> _Task material_

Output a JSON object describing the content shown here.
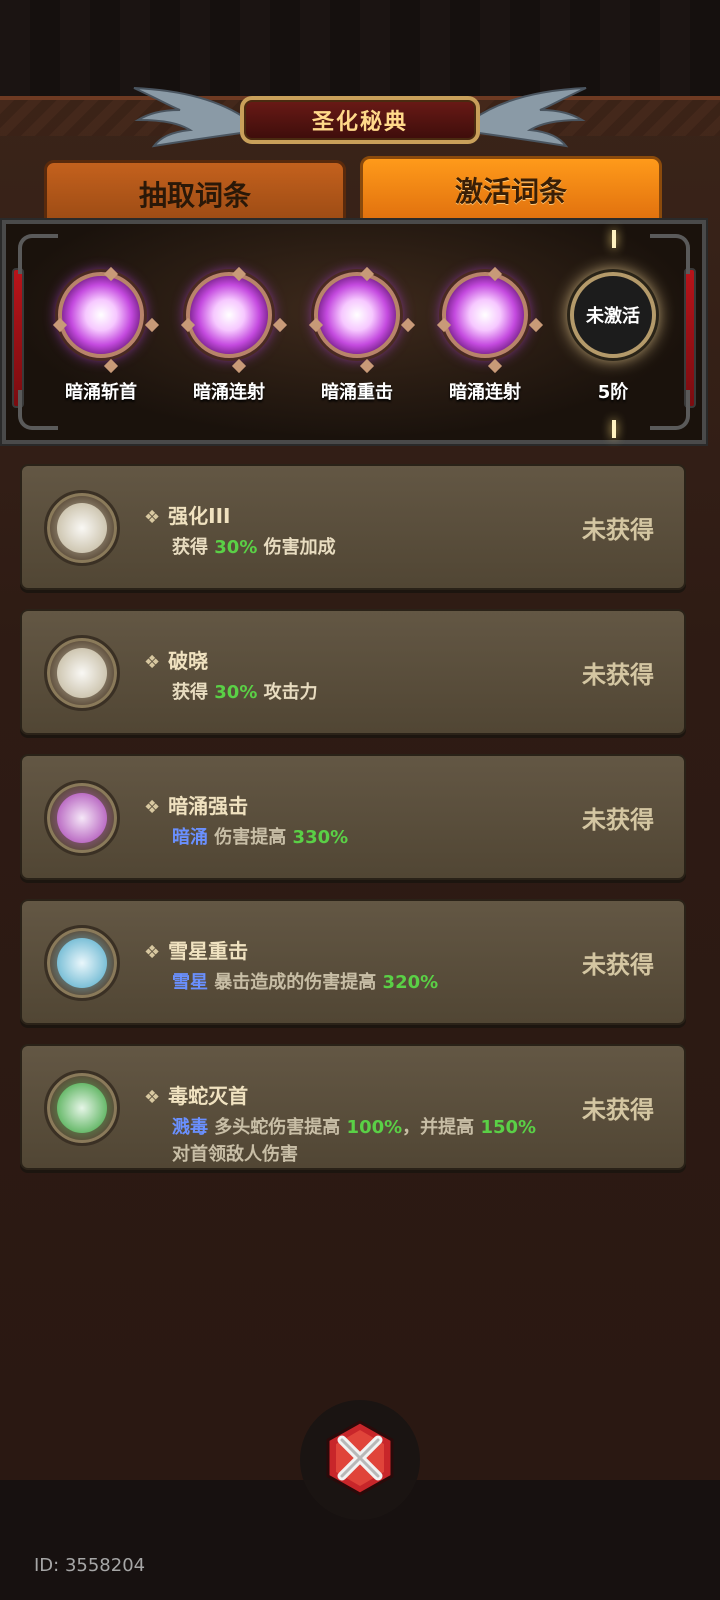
{
  "header": {
    "title": "圣化秘典"
  },
  "tabs": [
    {
      "label": "抽取词条",
      "active": false
    },
    {
      "label": "激活词条",
      "active": true
    }
  ],
  "active_slots": [
    {
      "label": "暗涌斩首",
      "state": "active",
      "orb_icon": "purple-orb-icon"
    },
    {
      "label": "暗涌连射",
      "state": "active",
      "orb_icon": "purple-orb-icon"
    },
    {
      "label": "暗涌重击",
      "state": "active",
      "orb_icon": "purple-orb-icon"
    },
    {
      "label": "暗涌连射",
      "state": "active",
      "orb_icon": "purple-orb-icon"
    },
    {
      "label": "5阶",
      "state": "locked",
      "center_text": "未激活"
    }
  ],
  "entries": [
    {
      "name": "强化III",
      "gem_color": "#d8d0b8",
      "desc": [
        {
          "t": "获得 ",
          "c": "text"
        },
        {
          "t": "30%",
          "c": "num"
        },
        {
          "t": " 伤害加成",
          "c": "text"
        }
      ],
      "status": "未获得"
    },
    {
      "name": "破晓",
      "gem_color": "#d8d0b8",
      "desc": [
        {
          "t": "获得 ",
          "c": "text"
        },
        {
          "t": "30%",
          "c": "num"
        },
        {
          "t": " 攻击力",
          "c": "text"
        }
      ],
      "status": "未获得"
    },
    {
      "name": "暗涌强击",
      "gem_color": "#c060d0",
      "desc": [
        {
          "t": "暗涌",
          "c": "tag"
        },
        {
          "t": " 伤害提高 ",
          "c": "muted"
        },
        {
          "t": "330%",
          "c": "num"
        }
      ],
      "status": "未获得"
    },
    {
      "name": "雪星重击",
      "gem_color": "#70c8e8",
      "desc": [
        {
          "t": "雪星",
          "c": "tag"
        },
        {
          "t": " 暴击造成的伤害提高 ",
          "c": "muted"
        },
        {
          "t": "320%",
          "c": "num"
        }
      ],
      "status": "未获得"
    },
    {
      "name": "毒蛇灭首",
      "gem_color": "#58c060",
      "desc": [
        {
          "t": "溅毒",
          "c": "tag"
        },
        {
          "t": " 多头蛇伤害提高 ",
          "c": "muted"
        },
        {
          "t": "100%",
          "c": "num"
        },
        {
          "t": "，并提高 ",
          "c": "muted"
        },
        {
          "t": "150%",
          "c": "num"
        },
        {
          "t": " 对首领敌人伤害",
          "c": "muted"
        }
      ],
      "status": "未获得"
    }
  ],
  "footer": {
    "id_text": "ID: 3558204"
  },
  "colors": {
    "accent_green": "#5ad046",
    "tag_blue": "#6a90ff",
    "tab_active": "#ff9a1a"
  }
}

> _Work to be completed_
Check each line of the material above for "label" and say how many lines contain it, giving the number alone.

> _Reply to the exercise_
7